:: Aim of the task ::
Put each line of the entries below into a Markdown table with two columns, Row and Line, numbering the rows in order and skipping any blank lines. Leave the pictures out of the table.

:: Dataset content ::
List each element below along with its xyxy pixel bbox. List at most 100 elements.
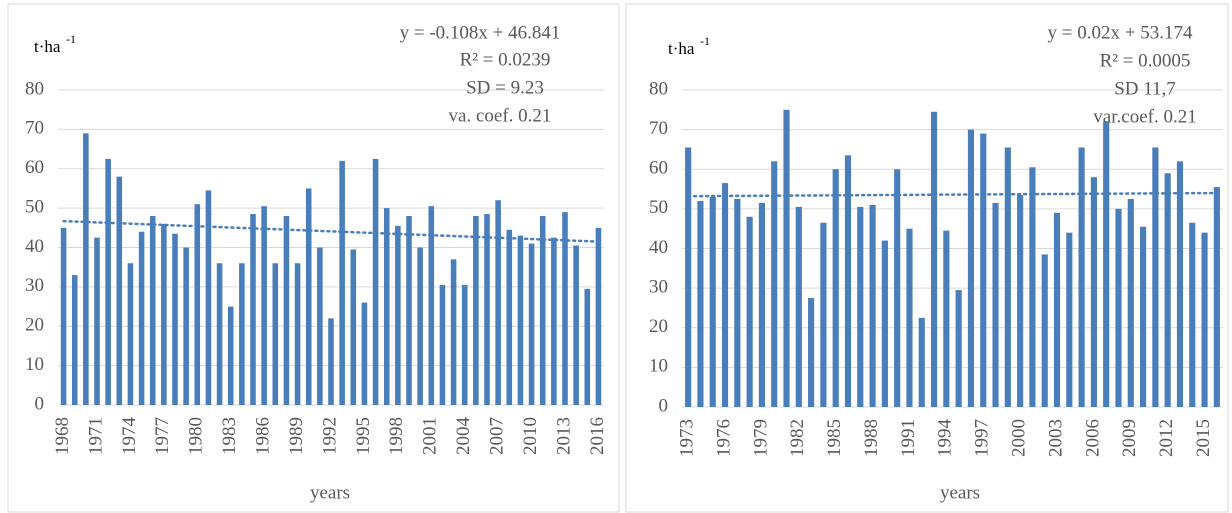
bar — [930, 111, 938, 407]
bar — [1004, 147, 1011, 408]
bar — [1103, 121, 1110, 407]
bar — [539, 216, 546, 405]
bar — [428, 206, 435, 405]
bar — [60, 227, 67, 405]
bar — [71, 275, 78, 405]
y-tick-label: 80 — [25, 78, 44, 99]
x-tick-label: 1983 — [219, 417, 240, 455]
bar — [562, 212, 568, 405]
bar — [528, 243, 535, 405]
bar — [943, 230, 950, 407]
bar — [869, 204, 876, 407]
x-tick-label: 1974 — [119, 417, 140, 456]
unit-superscript: -1 — [66, 32, 76, 46]
bar — [239, 263, 245, 405]
bar — [205, 190, 212, 405]
y-tick-label: 0 — [35, 393, 45, 414]
bar — [294, 263, 301, 405]
y-tick-label: 50 — [649, 197, 668, 218]
bar — [417, 247, 423, 405]
bar — [361, 302, 368, 405]
bar — [216, 263, 223, 405]
bar — [1201, 232, 1208, 407]
x-tick-label: 1968 — [52, 417, 73, 455]
bar — [183, 247, 189, 405]
bar — [734, 198, 741, 407]
bar — [820, 222, 827, 407]
bar — [992, 202, 999, 407]
bar — [149, 216, 156, 405]
bar — [261, 206, 267, 405]
bar — [517, 235, 524, 405]
bar — [317, 247, 323, 405]
bar — [383, 208, 390, 405]
bar — [1041, 254, 1048, 407]
bar — [1152, 147, 1159, 408]
bar — [461, 284, 468, 405]
y-tick-label: 0 — [659, 395, 669, 416]
x-tick-label: 2013 — [553, 417, 574, 455]
bar — [406, 216, 412, 405]
y-tick-label: 80 — [649, 78, 668, 99]
bar — [450, 259, 457, 405]
x-tick-label: 1982 — [787, 419, 808, 457]
bar — [844, 155, 852, 407]
bar — [795, 206, 802, 407]
bar — [1115, 208, 1122, 407]
y-tick-label: 40 — [649, 237, 668, 258]
bar — [283, 216, 290, 405]
bar — [484, 214, 490, 405]
bar — [1164, 173, 1171, 407]
bar — [771, 161, 778, 407]
bar — [1127, 198, 1134, 407]
bar — [573, 245, 579, 405]
bar — [372, 158, 379, 405]
x-tick-label: 1986 — [253, 417, 274, 455]
bar — [194, 204, 201, 405]
bar — [1140, 226, 1147, 407]
bar — [595, 227, 602, 405]
x-axis-label: years — [940, 482, 980, 503]
y-tick-label: 10 — [649, 356, 668, 377]
y-tick-label: 30 — [25, 275, 44, 296]
bar — [83, 133, 89, 405]
y-tick-label: 50 — [25, 196, 44, 217]
x-tick-label: 1988 — [861, 419, 882, 457]
x-tick-label: 2000 — [1008, 419, 1029, 457]
bar — [1189, 222, 1196, 407]
bar — [138, 231, 145, 405]
annotation: SD = 9.23 — [466, 77, 544, 98]
trendline — [686, 191, 1219, 198]
x-tick-label: 1998 — [386, 417, 407, 455]
x-tick-label: 1989 — [286, 417, 307, 455]
x-tick-label: 1971 — [85, 417, 106, 455]
bar — [980, 133, 987, 407]
y-tick-label: 70 — [649, 118, 668, 139]
bar — [881, 240, 888, 407]
y-tick-label: 70 — [25, 118, 44, 139]
annotation: va. coef. 0.21 — [449, 105, 552, 126]
bar — [697, 200, 704, 407]
bar — [473, 216, 479, 405]
unit-label: t·ha — [668, 39, 695, 58]
bar — [783, 109, 790, 407]
bar — [808, 298, 815, 407]
annotation: SD 11,7 — [1114, 78, 1176, 99]
bar — [918, 317, 925, 407]
bar — [709, 196, 716, 407]
bar — [832, 169, 839, 407]
bar — [1053, 212, 1061, 407]
bar — [584, 288, 591, 405]
x-tick-label: 2016 — [587, 417, 608, 455]
x-tick-label: 2004 — [453, 417, 474, 456]
bar — [955, 290, 962, 407]
bar — [1029, 167, 1036, 407]
x-tick-label: 1994 — [935, 419, 956, 458]
x-tick-label: 2001 — [420, 417, 441, 455]
x-tick-label: 1991 — [898, 419, 919, 457]
x-tick-label: 2006 — [1082, 419, 1103, 457]
bar — [272, 263, 279, 405]
bar — [857, 206, 864, 407]
bar — [328, 318, 334, 405]
bar — [1078, 147, 1085, 408]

:: Task solution ::
| Row | Line |
|---|---|
| 1 | List each element below along with its xyxy pixel bbox. List at most 100 elements. |
| 2 | bar — [930, 111, 938, 407] |
| 3 | bar — [1004, 147, 1011, 408] |
| 4 | bar — [1103, 121, 1110, 407] |
| 5 | bar — [539, 216, 546, 405] |
| 6 | bar — [428, 206, 435, 405] |
| 7 | bar — [60, 227, 67, 405] |
| 8 | bar — [71, 275, 78, 405] |
| 9 | y-tick-label: 80 — [25, 78, 44, 99] |
| 10 | x-tick-label: 1983 — [219, 417, 240, 455] |
| 11 | bar — [562, 212, 568, 405] |
| 12 | bar — [528, 243, 535, 405] |
| 13 | bar — [943, 230, 950, 407] |
| 14 | bar — [869, 204, 876, 407] |
| 15 | x-tick-label: 1974 — [119, 417, 140, 456] |
| 16 | unit-superscript: -1 — [66, 32, 76, 46] |
| 17 | bar — [239, 263, 245, 405] |
| 18 | bar — [205, 190, 212, 405] |
| 19 | y-tick-label: 0 — [35, 393, 45, 414] |
| 20 | bar — [294, 263, 301, 405] |
| 21 | y-tick-label: 50 — [649, 197, 668, 218] |
| 22 | bar — [417, 247, 423, 405] |
| 23 | bar — [361, 302, 368, 405] |
| 24 | bar — [216, 263, 223, 405] |
| 25 | bar — [1201, 232, 1208, 407] |
| 26 | x-tick-label: 1968 — [52, 417, 73, 455] |
| 27 | bar — [183, 247, 189, 405] |
| 28 | bar — [734, 198, 741, 407] |
| 29 | bar — [820, 222, 827, 407] |
| 30 | bar — [992, 202, 999, 407] |
| 31 | bar — [149, 216, 156, 405] |
| 32 | bar — [261, 206, 267, 405] |
| 33 | bar — [517, 235, 524, 405] |
| 34 | bar — [317, 247, 323, 405] |
| 35 | bar — [383, 208, 390, 405] |
| 36 | bar — [1041, 254, 1048, 407] |
| 37 | bar — [1152, 147, 1159, 408] |
| 38 | bar — [461, 284, 468, 405] |
| 39 | y-tick-label: 0 — [659, 395, 669, 416] |
| 40 | x-tick-label: 2013 — [553, 417, 574, 455] |
| 41 | bar — [406, 216, 412, 405] |
| 42 | y-tick-label: 80 — [649, 78, 668, 99] |
| 43 | bar — [450, 259, 457, 405] |
| 44 | x-tick-label: 1982 — [787, 419, 808, 457] |
| 45 | bar — [844, 155, 852, 407] |
| 46 | bar — [795, 206, 802, 407] |
| 47 | bar — [1115, 208, 1122, 407] |
| 48 | y-tick-label: 40 — [649, 237, 668, 258] |
| 49 | bar — [283, 216, 290, 405] |
| 50 | bar — [484, 214, 490, 405] |
| 51 | bar — [1164, 173, 1171, 407] |
| 52 | bar — [771, 161, 778, 407] |
| 53 | bar — [1127, 198, 1134, 407] |
| 54 | bar — [573, 245, 579, 405] |
| 55 | bar — [372, 158, 379, 405] |
| 56 | x-tick-label: 1986 — [253, 417, 274, 455] |
| 57 | bar — [194, 204, 201, 405] |
| 58 | bar — [1140, 226, 1147, 407] |
| 59 | bar — [595, 227, 602, 405] |
| 60 | x-axis-label: years — [940, 482, 980, 503] |
| 61 | y-tick-label: 10 — [649, 356, 668, 377] |
| 62 | y-tick-label: 30 — [25, 275, 44, 296] |
| 63 | bar — [83, 133, 89, 405] |
| 64 | y-tick-label: 50 — [25, 196, 44, 217] |
| 65 | x-tick-label: 1988 — [861, 419, 882, 457] |
| 66 | x-tick-label: 2000 — [1008, 419, 1029, 457] |
| 67 | bar — [1189, 222, 1196, 407] |
| 68 | bar — [138, 231, 145, 405] |
| 69 | annotation: SD = 9.23 — [466, 77, 544, 98] |
| 70 | trendline — [686, 191, 1219, 198] |
| 71 | x-tick-label: 1998 — [386, 417, 407, 455] |
| 72 | x-tick-label: 1989 — [286, 417, 307, 455] |
| 73 | x-tick-label: 1971 — [85, 417, 106, 455] |
| 74 | bar — [980, 133, 987, 407] |
| 75 | y-tick-label: 70 — [649, 118, 668, 139] |
| 76 | bar — [881, 240, 888, 407] |
| 77 | y-tick-label: 70 — [25, 118, 44, 139] |
| 78 | annotation: va. coef. 0.21 — [449, 105, 552, 126] |
| 79 | bar — [697, 200, 704, 407] |
| 80 | bar — [473, 216, 479, 405] |
| 81 | unit-label: t·ha — [668, 39, 695, 58] |
| 82 | bar — [783, 109, 790, 407] |
| 83 | bar — [808, 298, 815, 407] |
| 84 | annotation: SD 11,7 — [1114, 78, 1176, 99] |
| 85 | bar — [918, 317, 925, 407] |
| 86 | bar — [709, 196, 716, 407] |
| 87 | bar — [832, 169, 839, 407] |
| 88 | bar — [1053, 212, 1061, 407] |
| 89 | bar — [584, 288, 591, 405] |
| 90 | x-tick-label: 2016 — [587, 417, 608, 455] |
| 91 | x-tick-label: 2004 — [453, 417, 474, 456] |
| 92 | bar — [955, 290, 962, 407] |
| 93 | bar — [1029, 167, 1036, 407] |
| 94 | x-tick-label: 1994 — [935, 419, 956, 458] |
| 95 | x-tick-label: 2001 — [420, 417, 441, 455] |
| 96 | x-tick-label: 1991 — [898, 419, 919, 457] |
| 97 | x-tick-label: 2006 — [1082, 419, 1103, 457] |
| 98 | bar — [272, 263, 279, 405] |
| 99 | bar — [857, 206, 864, 407] |
| 100 | bar — [328, 318, 334, 405] |
| 101 | bar — [1078, 147, 1085, 408] |